-- start of MATERIAL --
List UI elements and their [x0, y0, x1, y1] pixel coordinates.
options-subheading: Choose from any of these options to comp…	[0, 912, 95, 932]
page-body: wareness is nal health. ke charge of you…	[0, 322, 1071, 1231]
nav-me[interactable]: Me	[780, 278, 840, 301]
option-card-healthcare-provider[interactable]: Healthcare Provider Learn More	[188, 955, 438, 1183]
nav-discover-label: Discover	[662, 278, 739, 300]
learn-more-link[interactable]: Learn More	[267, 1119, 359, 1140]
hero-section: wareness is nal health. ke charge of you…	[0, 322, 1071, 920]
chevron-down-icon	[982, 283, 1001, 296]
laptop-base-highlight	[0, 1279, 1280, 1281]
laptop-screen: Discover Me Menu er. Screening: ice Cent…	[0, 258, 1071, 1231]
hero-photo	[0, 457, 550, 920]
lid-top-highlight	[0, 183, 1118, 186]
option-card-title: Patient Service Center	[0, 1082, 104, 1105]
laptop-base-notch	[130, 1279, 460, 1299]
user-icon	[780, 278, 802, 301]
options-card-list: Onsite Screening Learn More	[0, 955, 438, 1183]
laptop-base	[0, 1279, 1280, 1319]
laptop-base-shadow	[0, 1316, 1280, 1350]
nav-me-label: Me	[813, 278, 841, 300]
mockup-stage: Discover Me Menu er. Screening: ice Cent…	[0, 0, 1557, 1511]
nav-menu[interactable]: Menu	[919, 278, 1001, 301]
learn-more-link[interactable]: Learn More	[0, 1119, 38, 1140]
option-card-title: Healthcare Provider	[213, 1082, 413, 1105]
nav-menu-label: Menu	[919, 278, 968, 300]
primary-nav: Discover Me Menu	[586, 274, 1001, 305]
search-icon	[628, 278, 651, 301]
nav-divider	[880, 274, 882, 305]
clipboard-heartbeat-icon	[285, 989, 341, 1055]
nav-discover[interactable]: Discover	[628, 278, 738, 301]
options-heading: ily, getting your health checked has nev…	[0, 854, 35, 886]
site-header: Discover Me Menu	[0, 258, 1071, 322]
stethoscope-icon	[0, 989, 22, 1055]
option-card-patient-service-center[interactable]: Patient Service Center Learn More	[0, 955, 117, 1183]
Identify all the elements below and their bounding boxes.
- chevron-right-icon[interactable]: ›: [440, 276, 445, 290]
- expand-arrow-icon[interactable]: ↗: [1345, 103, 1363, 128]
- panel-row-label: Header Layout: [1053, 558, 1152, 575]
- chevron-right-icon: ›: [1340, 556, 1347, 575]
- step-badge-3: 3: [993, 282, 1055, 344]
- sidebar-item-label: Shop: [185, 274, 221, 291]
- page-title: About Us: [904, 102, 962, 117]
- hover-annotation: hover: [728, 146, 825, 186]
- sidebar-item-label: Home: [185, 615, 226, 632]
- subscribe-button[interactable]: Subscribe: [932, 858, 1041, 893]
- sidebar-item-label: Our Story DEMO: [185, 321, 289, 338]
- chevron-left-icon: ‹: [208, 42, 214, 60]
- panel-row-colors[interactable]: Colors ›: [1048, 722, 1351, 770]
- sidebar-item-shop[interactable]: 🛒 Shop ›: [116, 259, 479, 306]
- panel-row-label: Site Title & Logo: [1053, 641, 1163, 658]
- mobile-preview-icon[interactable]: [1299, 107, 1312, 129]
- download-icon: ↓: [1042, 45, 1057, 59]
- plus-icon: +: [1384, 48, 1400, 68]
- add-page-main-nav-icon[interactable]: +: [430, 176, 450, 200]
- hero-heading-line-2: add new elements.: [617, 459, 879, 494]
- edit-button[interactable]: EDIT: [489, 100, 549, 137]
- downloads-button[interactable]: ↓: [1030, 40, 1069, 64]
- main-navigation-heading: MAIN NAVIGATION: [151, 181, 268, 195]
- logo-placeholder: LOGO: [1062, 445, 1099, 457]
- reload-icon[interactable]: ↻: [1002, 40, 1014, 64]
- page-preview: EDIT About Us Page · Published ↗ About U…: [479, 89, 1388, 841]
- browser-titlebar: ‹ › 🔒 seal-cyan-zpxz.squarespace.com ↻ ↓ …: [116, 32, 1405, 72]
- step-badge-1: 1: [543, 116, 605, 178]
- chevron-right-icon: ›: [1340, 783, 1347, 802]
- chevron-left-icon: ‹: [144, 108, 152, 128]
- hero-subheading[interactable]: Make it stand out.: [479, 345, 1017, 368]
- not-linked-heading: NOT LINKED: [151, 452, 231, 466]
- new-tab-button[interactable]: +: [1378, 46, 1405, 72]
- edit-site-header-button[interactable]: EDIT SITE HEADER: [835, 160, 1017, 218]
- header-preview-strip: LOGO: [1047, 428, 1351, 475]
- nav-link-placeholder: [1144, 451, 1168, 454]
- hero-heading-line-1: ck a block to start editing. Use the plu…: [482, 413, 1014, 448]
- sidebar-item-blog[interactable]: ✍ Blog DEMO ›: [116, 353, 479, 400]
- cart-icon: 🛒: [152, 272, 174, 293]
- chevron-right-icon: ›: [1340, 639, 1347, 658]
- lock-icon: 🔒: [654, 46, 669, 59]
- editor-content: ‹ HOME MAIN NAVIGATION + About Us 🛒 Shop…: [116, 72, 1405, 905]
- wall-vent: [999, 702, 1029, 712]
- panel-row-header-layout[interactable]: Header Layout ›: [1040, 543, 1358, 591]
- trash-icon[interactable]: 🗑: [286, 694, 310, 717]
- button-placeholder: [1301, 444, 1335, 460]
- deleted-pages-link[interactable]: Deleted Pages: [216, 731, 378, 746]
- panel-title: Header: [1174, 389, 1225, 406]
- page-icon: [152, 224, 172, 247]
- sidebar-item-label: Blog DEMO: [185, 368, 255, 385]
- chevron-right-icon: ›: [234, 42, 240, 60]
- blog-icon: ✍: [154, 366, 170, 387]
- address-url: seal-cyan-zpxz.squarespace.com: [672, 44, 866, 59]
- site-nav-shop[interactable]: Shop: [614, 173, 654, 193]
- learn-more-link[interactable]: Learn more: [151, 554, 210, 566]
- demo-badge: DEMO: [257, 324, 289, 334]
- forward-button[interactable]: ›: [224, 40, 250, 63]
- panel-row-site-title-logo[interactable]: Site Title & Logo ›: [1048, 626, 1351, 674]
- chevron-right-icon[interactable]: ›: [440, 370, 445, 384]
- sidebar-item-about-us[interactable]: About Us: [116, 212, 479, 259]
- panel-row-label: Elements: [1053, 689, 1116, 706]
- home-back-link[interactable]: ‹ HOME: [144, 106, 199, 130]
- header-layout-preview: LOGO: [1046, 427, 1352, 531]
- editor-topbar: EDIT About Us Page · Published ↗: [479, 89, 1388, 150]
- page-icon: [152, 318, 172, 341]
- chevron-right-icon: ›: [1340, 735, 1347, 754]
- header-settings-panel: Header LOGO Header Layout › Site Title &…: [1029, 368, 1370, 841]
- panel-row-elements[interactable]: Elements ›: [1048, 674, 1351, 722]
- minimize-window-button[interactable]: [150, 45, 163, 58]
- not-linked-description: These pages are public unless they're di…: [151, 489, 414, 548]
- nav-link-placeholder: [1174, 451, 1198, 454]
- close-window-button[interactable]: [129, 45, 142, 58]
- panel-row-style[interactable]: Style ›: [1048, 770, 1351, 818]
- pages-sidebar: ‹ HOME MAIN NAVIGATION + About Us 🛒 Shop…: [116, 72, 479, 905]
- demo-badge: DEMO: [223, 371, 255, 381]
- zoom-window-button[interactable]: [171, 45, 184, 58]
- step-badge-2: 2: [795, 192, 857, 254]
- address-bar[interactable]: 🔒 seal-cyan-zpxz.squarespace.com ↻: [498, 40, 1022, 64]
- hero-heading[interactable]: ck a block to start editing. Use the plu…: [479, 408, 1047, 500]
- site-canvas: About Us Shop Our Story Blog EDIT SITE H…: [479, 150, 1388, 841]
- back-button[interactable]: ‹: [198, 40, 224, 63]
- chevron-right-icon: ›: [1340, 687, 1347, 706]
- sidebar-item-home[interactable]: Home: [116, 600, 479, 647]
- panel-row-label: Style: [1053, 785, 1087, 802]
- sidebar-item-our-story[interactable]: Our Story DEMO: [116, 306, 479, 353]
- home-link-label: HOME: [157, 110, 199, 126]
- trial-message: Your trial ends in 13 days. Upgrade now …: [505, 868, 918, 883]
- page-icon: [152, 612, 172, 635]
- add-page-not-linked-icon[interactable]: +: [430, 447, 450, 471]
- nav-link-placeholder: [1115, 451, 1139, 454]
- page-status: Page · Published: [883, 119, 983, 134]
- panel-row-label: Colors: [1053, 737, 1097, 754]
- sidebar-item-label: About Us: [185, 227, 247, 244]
-- end of MATERIAL --
• SET EXERCISE: Copy out the lines from the start of the records through the line that contains "278, 739, 300]", keeping every line unchanged.

• REPLY:
List UI elements and their [x0, y0, x1, y1] pixel coordinates.
options-subheading: Choose from any of these options to comp…	[0, 912, 95, 932]
page-body: wareness is nal health. ke charge of you…	[0, 322, 1071, 1231]
nav-me[interactable]: Me	[780, 278, 840, 301]
option-card-healthcare-provider[interactable]: Healthcare Provider Learn More	[188, 955, 438, 1183]
nav-discover-label: Discover	[662, 278, 739, 300]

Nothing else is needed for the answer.